Task statement:
Set down all of the data that follows word for word, without the images.

Record extracts:
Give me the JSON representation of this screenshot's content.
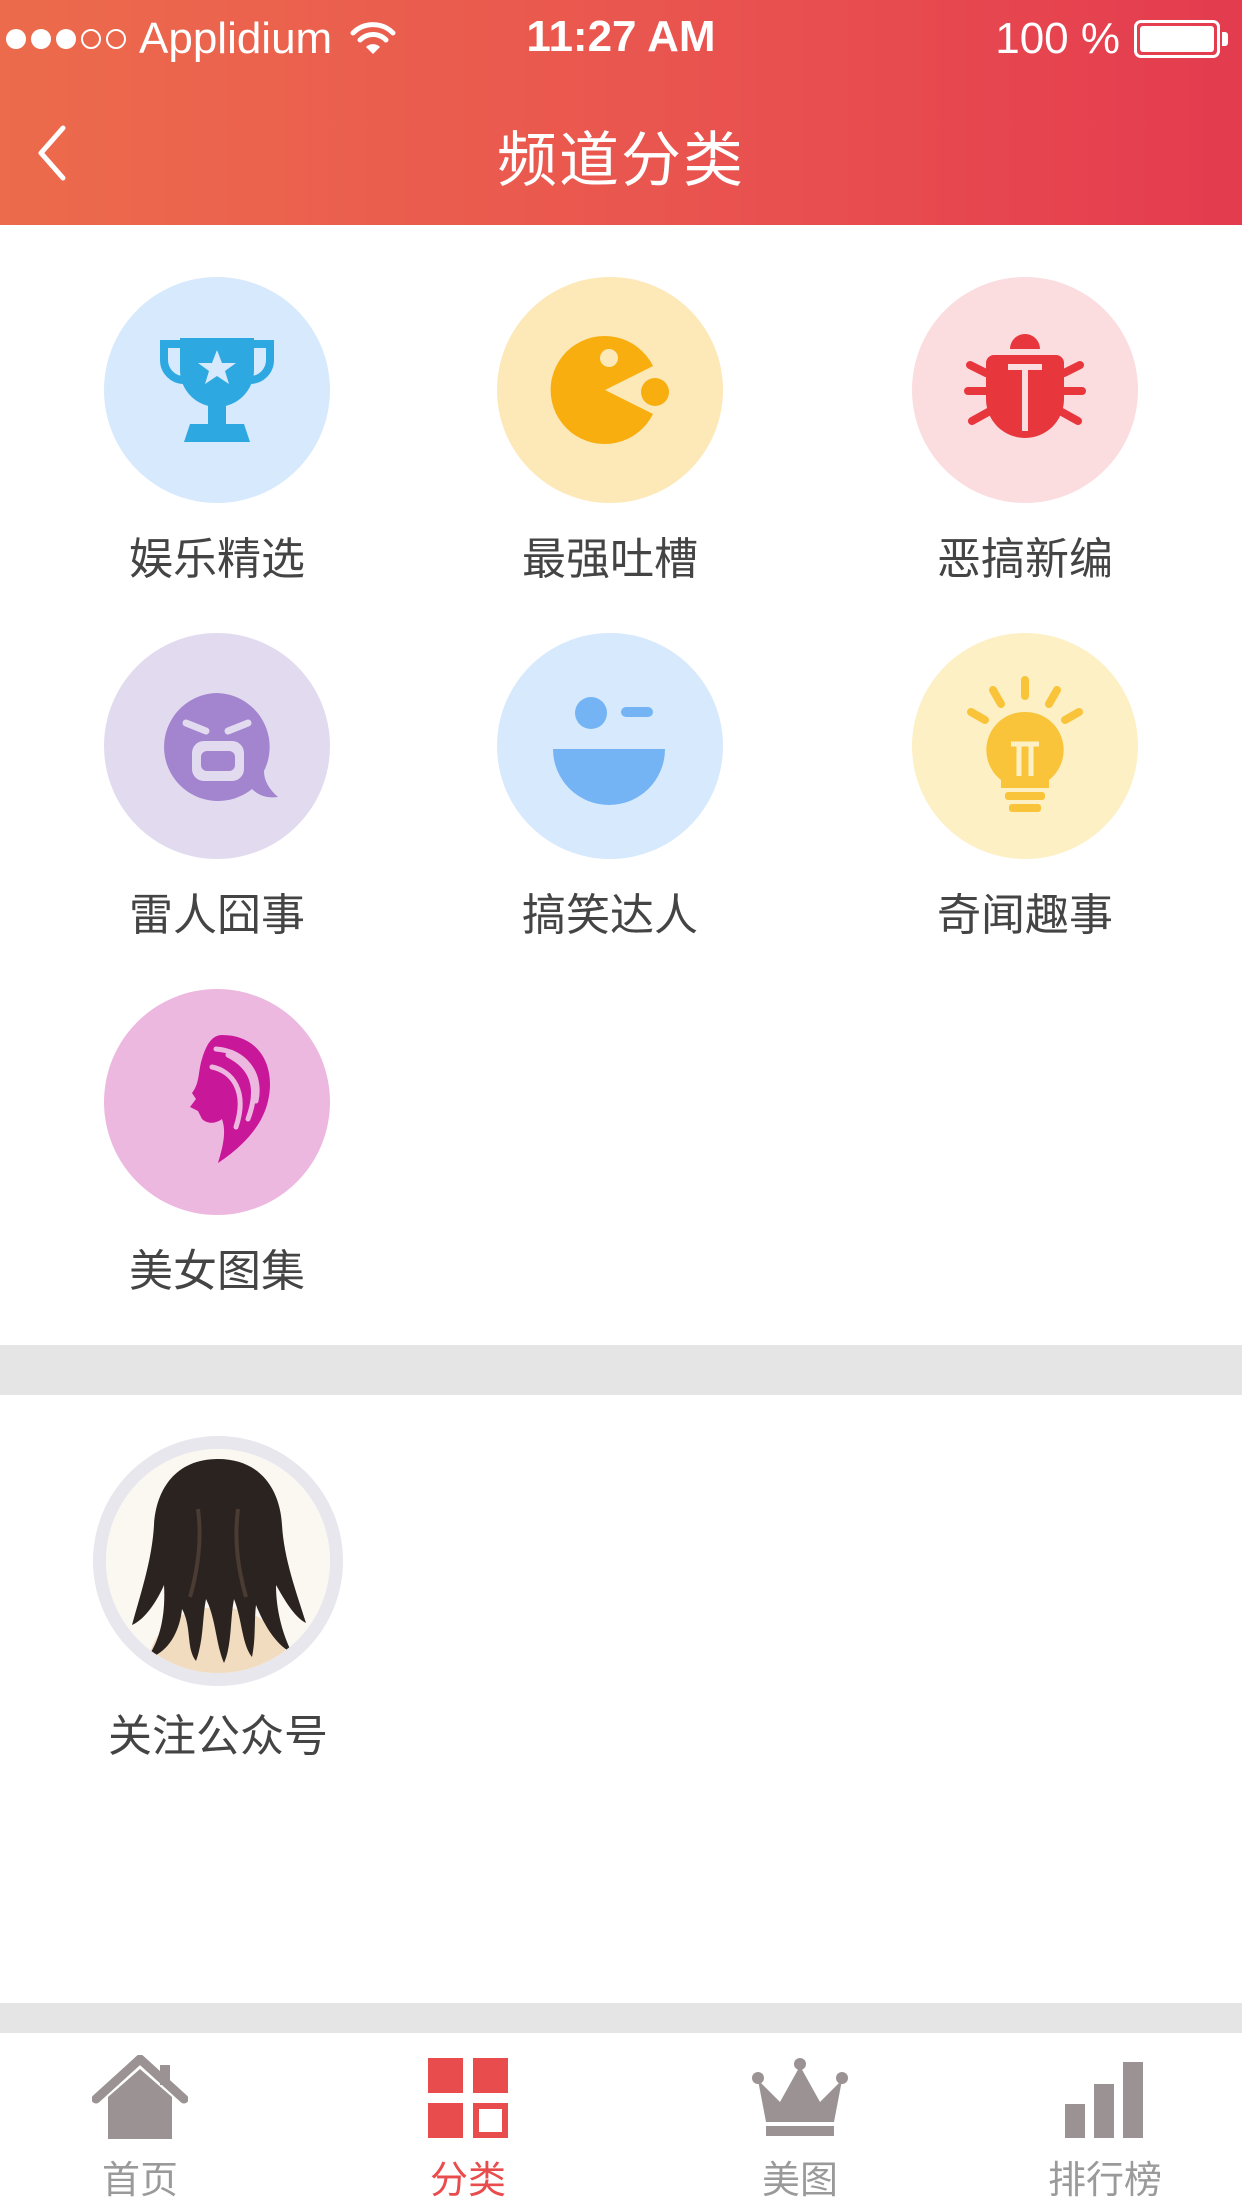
{
  "status_bar": {
    "carrier": "Applidium",
    "time": "11:27 AM",
    "battery": "100 %"
  },
  "nav": {
    "title": "频道分类",
    "back_icon": "chevron-left-icon"
  },
  "categories": [
    {
      "label": "娱乐精选",
      "icon": "trophy-icon",
      "bg": "#d7e9fc",
      "fg": "#2ea8e0"
    },
    {
      "label": "最强吐槽",
      "icon": "pacman-icon",
      "bg": "#fde8b7",
      "fg": "#f7ae0e"
    },
    {
      "label": "恶搞新编",
      "icon": "bug-icon",
      "bg": "#fbdde0",
      "fg": "#e8363d"
    },
    {
      "label": "雷人囧事",
      "icon": "crying-bubble-icon",
      "bg": "#e2dbef",
      "fg": "#a284cf"
    },
    {
      "label": "搞笑达人",
      "icon": "wink-face-icon",
      "bg": "#d7e9fc",
      "fg": "#74b4f5"
    },
    {
      "label": "奇闻趣事",
      "icon": "lightbulb-icon",
      "bg": "#fdf0c5",
      "fg": "#f9c43a"
    },
    {
      "label": "美女图集",
      "icon": "woman-profile-icon",
      "bg": "#edb8df",
      "fg": "#c9179a"
    }
  ],
  "follow": {
    "label": "关注公众号",
    "icon": "avatar-icon"
  },
  "tabs": [
    {
      "label": "首页",
      "icon": "home-icon",
      "active": false
    },
    {
      "label": "分类",
      "icon": "grid-icon",
      "active": true
    },
    {
      "label": "美图",
      "icon": "crown-icon",
      "active": false
    },
    {
      "label": "排行榜",
      "icon": "bar-chart-icon",
      "active": false
    }
  ],
  "colors": {
    "header_start": "#ec6b4c",
    "header_end": "#e43b4f",
    "tab_active": "#e84c4c",
    "tab_inactive": "#9a9a9a"
  }
}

Answer to the problem:
Give me the JSON representation of this screenshot's content.
{
  "status_bar": {
    "carrier": "Applidium",
    "time": "11:27 AM",
    "battery": "100 %"
  },
  "nav": {
    "title": "频道分类",
    "back_icon": "chevron-left-icon"
  },
  "categories": [
    {
      "label": "娱乐精选",
      "icon": "trophy-icon",
      "bg": "#d7e9fc",
      "fg": "#2ea8e0"
    },
    {
      "label": "最强吐槽",
      "icon": "pacman-icon",
      "bg": "#fde8b7",
      "fg": "#f7ae0e"
    },
    {
      "label": "恶搞新编",
      "icon": "bug-icon",
      "bg": "#fbdde0",
      "fg": "#e8363d"
    },
    {
      "label": "雷人囧事",
      "icon": "crying-bubble-icon",
      "bg": "#e2dbef",
      "fg": "#a284cf"
    },
    {
      "label": "搞笑达人",
      "icon": "wink-face-icon",
      "bg": "#d7e9fc",
      "fg": "#74b4f5"
    },
    {
      "label": "奇闻趣事",
      "icon": "lightbulb-icon",
      "bg": "#fdf0c5",
      "fg": "#f9c43a"
    },
    {
      "label": "美女图集",
      "icon": "woman-profile-icon",
      "bg": "#edb8df",
      "fg": "#c9179a"
    }
  ],
  "follow": {
    "label": "关注公众号",
    "icon": "avatar-icon"
  },
  "tabs": [
    {
      "label": "首页",
      "icon": "home-icon",
      "active": false
    },
    {
      "label": "分类",
      "icon": "grid-icon",
      "active": true
    },
    {
      "label": "美图",
      "icon": "crown-icon",
      "active": false
    },
    {
      "label": "排行榜",
      "icon": "bar-chart-icon",
      "active": false
    }
  ],
  "colors": {
    "header_start": "#ec6b4c",
    "header_end": "#e43b4f",
    "tab_active": "#e84c4c",
    "tab_inactive": "#9a9a9a"
  }
}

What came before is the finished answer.